** Stated exercise **
Using the listing below, give the number of lines where "success" appears, and nothing else.

>> BEGIN Entries

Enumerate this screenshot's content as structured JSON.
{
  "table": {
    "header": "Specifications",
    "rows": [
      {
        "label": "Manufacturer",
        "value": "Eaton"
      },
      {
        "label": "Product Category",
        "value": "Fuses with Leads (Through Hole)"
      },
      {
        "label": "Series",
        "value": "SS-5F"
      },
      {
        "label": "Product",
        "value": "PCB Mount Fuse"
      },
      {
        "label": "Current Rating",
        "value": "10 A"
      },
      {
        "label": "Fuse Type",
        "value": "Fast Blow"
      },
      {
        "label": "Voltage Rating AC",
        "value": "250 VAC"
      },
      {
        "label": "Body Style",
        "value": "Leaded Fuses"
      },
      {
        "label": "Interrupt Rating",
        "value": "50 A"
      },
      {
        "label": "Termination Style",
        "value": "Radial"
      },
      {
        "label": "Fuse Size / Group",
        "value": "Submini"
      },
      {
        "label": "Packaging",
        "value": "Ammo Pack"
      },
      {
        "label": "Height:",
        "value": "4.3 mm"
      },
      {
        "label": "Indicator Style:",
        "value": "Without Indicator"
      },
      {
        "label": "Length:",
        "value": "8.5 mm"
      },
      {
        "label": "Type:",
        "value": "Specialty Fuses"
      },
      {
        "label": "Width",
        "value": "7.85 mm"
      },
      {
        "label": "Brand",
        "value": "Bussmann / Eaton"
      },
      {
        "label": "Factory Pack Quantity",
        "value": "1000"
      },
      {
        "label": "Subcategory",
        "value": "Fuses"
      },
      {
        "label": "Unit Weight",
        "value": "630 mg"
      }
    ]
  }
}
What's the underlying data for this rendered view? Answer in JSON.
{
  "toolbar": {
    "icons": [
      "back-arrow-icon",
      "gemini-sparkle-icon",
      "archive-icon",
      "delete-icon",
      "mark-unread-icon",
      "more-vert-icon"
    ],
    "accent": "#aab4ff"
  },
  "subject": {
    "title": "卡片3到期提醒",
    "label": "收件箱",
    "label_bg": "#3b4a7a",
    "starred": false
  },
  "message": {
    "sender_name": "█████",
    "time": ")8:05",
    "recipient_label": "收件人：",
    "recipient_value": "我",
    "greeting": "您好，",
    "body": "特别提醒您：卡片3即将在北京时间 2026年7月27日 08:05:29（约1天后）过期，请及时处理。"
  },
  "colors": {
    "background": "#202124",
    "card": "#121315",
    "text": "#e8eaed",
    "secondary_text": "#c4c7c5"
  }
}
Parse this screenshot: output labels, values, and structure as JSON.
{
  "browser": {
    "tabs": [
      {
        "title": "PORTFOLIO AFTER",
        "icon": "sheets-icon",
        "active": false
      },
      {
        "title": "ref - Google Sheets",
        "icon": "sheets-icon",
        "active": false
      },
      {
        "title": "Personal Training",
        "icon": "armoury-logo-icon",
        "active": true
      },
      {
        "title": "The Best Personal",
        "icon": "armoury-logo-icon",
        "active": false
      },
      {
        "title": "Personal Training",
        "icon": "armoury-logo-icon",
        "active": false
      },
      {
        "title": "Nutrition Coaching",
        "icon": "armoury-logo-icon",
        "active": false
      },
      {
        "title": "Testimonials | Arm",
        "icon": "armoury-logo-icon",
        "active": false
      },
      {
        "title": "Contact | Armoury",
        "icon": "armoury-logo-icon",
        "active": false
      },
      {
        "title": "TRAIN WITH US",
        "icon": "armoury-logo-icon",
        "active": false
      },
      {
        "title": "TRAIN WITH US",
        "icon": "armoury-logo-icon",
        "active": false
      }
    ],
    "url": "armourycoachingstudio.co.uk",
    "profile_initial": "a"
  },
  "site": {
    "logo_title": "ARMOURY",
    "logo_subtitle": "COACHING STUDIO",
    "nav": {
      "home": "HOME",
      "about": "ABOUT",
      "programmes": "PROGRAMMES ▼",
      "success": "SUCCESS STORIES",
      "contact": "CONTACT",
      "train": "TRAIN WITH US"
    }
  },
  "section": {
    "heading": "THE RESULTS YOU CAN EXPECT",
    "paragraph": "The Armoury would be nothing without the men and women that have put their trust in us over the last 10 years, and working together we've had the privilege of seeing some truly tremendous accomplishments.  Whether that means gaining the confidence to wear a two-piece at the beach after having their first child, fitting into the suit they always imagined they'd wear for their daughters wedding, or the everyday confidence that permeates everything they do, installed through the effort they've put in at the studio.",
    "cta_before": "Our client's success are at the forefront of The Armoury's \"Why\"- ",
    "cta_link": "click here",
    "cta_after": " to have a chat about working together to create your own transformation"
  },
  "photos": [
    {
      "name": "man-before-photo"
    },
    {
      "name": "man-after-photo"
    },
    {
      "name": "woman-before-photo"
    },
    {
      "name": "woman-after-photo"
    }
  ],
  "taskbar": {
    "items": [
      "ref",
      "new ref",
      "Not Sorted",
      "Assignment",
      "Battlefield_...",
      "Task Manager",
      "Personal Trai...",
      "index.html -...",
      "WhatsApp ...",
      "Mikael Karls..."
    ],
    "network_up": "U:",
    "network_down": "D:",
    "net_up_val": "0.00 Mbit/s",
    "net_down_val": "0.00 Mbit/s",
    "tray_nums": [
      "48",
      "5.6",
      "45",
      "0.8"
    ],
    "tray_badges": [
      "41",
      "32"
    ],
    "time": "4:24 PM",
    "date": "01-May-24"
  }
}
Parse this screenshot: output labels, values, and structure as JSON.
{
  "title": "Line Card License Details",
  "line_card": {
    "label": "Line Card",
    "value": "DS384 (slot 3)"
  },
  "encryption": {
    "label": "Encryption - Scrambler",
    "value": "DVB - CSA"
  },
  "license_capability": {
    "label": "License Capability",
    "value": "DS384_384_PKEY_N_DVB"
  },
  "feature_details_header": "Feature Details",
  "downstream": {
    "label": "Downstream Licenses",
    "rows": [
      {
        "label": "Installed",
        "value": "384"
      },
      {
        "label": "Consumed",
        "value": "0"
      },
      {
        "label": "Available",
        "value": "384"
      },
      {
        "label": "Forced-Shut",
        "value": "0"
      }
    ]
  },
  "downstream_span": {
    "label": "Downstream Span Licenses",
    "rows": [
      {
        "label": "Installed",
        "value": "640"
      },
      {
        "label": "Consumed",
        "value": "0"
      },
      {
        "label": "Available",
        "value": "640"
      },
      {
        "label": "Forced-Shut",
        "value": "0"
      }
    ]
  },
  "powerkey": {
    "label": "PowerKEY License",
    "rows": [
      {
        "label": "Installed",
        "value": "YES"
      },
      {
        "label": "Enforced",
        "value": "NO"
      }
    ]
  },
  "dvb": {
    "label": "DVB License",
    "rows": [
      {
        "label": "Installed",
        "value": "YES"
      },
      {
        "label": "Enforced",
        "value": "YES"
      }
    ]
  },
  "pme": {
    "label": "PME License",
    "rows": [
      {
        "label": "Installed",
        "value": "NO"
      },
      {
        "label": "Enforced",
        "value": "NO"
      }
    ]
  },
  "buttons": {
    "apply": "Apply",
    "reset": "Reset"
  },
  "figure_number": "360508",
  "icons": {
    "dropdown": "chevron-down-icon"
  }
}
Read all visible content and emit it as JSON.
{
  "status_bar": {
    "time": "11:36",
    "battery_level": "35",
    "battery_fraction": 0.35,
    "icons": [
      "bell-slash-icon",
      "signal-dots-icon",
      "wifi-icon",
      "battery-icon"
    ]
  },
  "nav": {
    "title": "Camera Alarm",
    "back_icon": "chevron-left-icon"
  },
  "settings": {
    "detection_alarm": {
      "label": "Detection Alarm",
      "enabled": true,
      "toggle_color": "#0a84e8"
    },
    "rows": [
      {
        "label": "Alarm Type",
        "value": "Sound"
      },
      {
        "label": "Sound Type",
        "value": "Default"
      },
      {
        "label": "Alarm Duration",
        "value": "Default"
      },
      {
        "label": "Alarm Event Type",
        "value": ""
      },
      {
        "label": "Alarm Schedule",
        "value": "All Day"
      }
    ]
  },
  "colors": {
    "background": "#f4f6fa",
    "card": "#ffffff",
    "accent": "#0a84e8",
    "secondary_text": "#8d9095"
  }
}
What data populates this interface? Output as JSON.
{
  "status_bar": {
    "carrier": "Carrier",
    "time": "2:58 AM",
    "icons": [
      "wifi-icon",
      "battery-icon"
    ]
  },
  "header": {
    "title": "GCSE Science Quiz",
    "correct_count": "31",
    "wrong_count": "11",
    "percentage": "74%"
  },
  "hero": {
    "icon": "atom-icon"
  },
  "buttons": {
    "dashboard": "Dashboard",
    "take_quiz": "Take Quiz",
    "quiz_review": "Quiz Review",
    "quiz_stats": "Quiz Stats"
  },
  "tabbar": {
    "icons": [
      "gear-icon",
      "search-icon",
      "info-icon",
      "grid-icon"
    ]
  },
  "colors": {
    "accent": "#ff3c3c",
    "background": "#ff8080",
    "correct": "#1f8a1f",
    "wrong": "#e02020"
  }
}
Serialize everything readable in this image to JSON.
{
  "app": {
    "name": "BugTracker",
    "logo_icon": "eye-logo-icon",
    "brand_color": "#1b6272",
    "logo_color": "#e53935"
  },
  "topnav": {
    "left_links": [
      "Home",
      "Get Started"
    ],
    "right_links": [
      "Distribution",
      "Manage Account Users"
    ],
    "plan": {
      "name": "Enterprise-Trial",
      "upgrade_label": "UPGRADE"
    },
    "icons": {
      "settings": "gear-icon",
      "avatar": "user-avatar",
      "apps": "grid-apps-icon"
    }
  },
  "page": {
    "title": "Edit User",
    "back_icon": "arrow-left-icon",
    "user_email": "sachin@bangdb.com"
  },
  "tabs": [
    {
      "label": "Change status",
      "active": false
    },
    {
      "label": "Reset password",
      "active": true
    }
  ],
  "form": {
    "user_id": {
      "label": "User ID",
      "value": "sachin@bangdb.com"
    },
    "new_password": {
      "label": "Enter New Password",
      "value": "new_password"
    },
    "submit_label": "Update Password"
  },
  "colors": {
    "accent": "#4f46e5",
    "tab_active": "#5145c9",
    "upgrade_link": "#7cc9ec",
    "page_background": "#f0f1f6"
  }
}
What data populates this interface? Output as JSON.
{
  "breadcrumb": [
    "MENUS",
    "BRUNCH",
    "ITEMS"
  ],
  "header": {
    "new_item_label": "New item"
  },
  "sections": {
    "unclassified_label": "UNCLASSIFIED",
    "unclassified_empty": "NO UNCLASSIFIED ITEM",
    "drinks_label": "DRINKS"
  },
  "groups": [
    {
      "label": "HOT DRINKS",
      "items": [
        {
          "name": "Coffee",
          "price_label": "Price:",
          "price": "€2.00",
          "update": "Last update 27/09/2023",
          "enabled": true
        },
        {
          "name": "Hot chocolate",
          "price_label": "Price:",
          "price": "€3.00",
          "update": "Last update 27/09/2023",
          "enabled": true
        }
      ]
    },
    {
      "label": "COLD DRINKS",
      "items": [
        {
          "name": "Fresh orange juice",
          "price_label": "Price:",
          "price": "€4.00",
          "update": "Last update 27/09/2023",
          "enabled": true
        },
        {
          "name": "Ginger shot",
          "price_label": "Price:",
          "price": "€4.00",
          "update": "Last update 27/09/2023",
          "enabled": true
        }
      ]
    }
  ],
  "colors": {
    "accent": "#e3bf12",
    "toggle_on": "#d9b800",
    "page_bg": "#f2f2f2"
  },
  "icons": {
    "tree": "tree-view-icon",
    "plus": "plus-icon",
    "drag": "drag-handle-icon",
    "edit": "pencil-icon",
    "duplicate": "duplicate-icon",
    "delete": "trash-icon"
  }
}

>> END Entries

** Result of this exercise **
2